Stated problem: Find each line holding "alcuna" and copy it out.

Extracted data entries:
※ ※ ※

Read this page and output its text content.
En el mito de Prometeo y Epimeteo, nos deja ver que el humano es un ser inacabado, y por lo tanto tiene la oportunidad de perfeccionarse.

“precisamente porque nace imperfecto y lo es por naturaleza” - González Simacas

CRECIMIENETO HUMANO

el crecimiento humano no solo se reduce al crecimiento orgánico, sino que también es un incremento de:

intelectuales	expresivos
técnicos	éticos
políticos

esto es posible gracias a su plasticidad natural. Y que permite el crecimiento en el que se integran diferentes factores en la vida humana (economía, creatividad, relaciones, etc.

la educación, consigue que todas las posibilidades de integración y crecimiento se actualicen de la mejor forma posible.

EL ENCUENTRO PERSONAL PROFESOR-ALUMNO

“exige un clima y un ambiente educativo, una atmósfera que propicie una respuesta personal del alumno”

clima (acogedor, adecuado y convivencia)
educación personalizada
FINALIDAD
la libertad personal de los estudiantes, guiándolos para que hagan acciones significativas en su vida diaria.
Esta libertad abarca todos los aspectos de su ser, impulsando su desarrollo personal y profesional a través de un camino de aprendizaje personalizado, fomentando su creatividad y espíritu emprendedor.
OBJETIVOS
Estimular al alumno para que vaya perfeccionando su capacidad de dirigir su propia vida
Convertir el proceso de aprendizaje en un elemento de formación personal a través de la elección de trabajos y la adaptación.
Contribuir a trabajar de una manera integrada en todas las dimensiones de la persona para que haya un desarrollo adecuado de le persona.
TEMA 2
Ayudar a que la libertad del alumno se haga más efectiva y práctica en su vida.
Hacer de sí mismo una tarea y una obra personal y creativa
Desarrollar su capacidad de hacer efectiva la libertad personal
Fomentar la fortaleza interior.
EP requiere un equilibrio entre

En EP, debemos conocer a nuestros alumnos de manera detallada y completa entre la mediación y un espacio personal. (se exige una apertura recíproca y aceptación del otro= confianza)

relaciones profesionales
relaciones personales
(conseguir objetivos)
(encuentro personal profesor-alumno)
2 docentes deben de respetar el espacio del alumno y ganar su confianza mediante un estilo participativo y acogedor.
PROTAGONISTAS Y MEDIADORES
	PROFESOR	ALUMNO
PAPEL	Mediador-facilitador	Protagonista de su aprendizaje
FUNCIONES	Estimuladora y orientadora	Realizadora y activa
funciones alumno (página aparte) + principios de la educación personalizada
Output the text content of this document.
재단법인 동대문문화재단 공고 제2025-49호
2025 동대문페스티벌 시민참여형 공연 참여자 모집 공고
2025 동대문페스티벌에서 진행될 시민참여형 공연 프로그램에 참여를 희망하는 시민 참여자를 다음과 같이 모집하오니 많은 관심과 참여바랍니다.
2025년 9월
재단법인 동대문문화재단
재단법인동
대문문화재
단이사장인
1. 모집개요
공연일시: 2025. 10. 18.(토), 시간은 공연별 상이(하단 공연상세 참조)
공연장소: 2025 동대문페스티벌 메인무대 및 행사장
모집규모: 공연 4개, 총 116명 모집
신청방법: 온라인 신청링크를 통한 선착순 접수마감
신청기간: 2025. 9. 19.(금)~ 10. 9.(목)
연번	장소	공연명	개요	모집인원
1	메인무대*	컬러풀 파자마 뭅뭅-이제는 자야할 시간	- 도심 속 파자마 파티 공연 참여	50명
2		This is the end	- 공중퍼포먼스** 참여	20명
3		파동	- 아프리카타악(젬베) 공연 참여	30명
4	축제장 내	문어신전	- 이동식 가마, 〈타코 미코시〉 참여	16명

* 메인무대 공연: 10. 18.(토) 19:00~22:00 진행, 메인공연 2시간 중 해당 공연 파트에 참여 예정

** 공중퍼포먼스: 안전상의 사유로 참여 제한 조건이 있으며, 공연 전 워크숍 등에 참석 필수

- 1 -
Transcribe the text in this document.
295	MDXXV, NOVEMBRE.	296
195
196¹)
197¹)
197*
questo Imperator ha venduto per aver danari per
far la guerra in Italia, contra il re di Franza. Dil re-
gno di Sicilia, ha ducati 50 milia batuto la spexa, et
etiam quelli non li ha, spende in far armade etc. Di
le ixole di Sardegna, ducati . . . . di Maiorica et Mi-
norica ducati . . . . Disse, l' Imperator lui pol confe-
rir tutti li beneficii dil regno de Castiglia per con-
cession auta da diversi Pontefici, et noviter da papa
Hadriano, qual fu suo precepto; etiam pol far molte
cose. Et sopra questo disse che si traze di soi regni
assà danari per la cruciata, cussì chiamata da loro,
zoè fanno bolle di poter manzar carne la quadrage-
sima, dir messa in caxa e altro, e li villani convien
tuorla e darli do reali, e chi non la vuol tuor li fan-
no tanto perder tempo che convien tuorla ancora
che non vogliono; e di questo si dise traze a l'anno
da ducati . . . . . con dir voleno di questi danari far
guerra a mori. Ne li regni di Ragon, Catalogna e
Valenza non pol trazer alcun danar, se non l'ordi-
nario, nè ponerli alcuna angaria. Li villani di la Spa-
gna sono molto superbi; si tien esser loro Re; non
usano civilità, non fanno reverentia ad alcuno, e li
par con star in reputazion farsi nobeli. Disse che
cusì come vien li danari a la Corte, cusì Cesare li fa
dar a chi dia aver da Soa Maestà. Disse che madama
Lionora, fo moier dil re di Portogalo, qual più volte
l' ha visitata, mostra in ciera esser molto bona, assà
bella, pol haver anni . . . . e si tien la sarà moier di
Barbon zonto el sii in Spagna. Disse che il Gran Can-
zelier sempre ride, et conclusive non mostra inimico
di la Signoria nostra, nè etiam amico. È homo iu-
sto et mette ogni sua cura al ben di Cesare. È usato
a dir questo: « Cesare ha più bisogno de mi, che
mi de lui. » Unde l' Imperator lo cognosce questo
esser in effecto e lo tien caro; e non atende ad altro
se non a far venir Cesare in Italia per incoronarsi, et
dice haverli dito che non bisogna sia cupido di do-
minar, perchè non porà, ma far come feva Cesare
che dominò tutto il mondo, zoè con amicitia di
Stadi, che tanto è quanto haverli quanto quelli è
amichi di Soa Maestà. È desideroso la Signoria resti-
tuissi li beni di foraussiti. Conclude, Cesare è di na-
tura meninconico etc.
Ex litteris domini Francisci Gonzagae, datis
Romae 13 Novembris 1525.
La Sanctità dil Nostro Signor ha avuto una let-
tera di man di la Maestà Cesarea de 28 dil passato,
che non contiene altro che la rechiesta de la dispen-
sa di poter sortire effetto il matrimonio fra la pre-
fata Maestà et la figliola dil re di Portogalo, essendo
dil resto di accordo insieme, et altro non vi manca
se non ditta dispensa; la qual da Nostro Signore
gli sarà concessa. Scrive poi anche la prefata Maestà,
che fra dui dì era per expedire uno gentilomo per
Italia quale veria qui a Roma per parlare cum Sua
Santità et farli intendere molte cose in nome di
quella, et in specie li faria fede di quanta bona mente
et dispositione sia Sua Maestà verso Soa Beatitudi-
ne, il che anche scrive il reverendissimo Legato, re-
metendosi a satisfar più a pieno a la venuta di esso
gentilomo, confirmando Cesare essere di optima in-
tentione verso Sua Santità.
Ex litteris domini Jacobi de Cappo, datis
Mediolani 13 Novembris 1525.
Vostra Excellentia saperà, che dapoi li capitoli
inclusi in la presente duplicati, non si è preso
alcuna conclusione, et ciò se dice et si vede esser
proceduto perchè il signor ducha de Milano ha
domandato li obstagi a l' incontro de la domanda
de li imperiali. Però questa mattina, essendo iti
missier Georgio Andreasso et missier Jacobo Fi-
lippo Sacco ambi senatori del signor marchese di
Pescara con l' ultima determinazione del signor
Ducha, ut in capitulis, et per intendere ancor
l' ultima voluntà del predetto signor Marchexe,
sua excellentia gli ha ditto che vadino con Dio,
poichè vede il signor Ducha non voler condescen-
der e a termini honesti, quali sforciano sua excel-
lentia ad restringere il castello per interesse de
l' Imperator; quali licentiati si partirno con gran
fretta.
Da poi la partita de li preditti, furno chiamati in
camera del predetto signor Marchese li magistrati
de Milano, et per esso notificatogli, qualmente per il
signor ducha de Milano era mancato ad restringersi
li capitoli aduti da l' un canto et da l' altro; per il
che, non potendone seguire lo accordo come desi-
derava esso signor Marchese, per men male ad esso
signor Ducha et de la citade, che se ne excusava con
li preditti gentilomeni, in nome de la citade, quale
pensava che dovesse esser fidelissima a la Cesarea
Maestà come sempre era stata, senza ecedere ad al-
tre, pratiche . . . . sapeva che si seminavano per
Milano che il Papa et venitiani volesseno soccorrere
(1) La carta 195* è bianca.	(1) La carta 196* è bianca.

※ ※ ※

Correct output:
nario, nè ponerli alcuna angaria. Li villani di la Spa-
alcuna conclusione, et ciò se dice et si vede esser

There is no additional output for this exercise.